[BEGIN Records to process]
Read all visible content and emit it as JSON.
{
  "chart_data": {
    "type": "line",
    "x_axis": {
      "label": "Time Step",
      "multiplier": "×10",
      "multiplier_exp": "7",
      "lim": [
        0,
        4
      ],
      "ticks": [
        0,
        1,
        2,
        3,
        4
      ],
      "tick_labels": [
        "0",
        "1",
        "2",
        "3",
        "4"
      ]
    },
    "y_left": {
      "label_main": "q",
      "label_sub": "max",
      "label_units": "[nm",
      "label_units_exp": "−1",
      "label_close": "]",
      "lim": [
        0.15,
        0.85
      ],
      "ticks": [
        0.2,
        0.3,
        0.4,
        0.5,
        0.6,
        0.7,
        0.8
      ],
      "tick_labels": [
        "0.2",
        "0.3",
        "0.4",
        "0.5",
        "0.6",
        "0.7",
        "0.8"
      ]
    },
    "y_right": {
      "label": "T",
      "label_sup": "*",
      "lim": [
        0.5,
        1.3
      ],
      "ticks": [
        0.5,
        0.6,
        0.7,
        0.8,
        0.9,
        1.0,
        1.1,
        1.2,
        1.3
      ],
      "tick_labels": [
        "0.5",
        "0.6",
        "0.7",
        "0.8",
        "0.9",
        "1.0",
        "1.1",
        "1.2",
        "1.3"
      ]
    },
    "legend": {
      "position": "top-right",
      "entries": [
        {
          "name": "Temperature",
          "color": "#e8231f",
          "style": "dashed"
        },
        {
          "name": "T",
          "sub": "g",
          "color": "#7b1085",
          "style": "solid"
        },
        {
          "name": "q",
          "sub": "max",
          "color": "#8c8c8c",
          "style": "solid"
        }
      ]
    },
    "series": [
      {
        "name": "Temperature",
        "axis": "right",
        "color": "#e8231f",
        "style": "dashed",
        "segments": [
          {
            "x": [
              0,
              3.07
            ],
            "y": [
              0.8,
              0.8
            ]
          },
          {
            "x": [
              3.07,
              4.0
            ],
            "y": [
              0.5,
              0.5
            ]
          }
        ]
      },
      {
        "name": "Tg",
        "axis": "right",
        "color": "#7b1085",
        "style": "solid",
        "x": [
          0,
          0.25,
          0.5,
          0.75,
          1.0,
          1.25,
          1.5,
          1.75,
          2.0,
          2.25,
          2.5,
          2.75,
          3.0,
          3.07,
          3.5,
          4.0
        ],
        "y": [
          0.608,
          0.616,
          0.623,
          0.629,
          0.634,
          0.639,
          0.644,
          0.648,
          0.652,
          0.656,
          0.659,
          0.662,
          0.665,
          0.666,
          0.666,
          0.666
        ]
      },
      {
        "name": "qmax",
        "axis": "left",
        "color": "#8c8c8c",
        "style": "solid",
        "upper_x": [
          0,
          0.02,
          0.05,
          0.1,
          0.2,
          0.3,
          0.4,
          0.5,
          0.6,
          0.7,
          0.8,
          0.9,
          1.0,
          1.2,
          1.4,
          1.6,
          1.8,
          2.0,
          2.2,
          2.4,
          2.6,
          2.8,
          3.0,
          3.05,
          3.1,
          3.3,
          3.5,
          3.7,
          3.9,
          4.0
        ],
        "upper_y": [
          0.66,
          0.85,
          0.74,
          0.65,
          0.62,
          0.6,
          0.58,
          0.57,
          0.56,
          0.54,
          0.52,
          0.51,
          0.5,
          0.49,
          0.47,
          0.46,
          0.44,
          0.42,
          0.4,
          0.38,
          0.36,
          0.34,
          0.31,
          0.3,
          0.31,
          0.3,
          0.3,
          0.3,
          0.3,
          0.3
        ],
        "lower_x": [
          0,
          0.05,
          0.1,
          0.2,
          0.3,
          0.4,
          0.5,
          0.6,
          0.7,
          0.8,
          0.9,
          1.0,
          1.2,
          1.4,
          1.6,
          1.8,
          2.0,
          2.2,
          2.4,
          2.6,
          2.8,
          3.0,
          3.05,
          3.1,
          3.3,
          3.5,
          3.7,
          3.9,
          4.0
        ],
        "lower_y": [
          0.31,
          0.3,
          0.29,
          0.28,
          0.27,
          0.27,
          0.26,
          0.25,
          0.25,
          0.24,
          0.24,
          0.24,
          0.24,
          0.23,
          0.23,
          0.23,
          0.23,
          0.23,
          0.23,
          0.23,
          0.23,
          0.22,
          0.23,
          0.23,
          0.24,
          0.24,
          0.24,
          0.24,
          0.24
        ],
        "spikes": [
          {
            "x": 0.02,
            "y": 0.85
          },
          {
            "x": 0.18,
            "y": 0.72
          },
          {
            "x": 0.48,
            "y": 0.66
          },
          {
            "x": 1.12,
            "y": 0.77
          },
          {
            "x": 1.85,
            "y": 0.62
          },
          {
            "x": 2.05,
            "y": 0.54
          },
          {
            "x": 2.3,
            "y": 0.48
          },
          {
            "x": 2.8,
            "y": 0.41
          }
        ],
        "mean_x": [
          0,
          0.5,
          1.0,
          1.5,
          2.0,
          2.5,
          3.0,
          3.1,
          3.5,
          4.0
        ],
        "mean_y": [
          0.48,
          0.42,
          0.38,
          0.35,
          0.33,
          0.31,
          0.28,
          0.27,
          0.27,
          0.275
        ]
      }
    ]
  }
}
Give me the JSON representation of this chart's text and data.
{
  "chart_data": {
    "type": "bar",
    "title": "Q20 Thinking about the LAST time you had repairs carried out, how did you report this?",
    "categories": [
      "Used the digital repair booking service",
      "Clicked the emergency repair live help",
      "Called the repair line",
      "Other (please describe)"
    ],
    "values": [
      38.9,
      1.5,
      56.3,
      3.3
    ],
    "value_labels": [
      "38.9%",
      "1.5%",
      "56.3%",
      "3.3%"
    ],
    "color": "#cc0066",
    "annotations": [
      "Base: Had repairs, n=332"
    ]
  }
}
[END Records to process]
● **Exercise requirements**
Pull out and copy each line containing the string "name".

● **Expected answer**
          "name": "Temperature",
          "name": "T",
          "name": "q",
        "name": "Temperature",
        "name": "Tg",
        "name": "qmax",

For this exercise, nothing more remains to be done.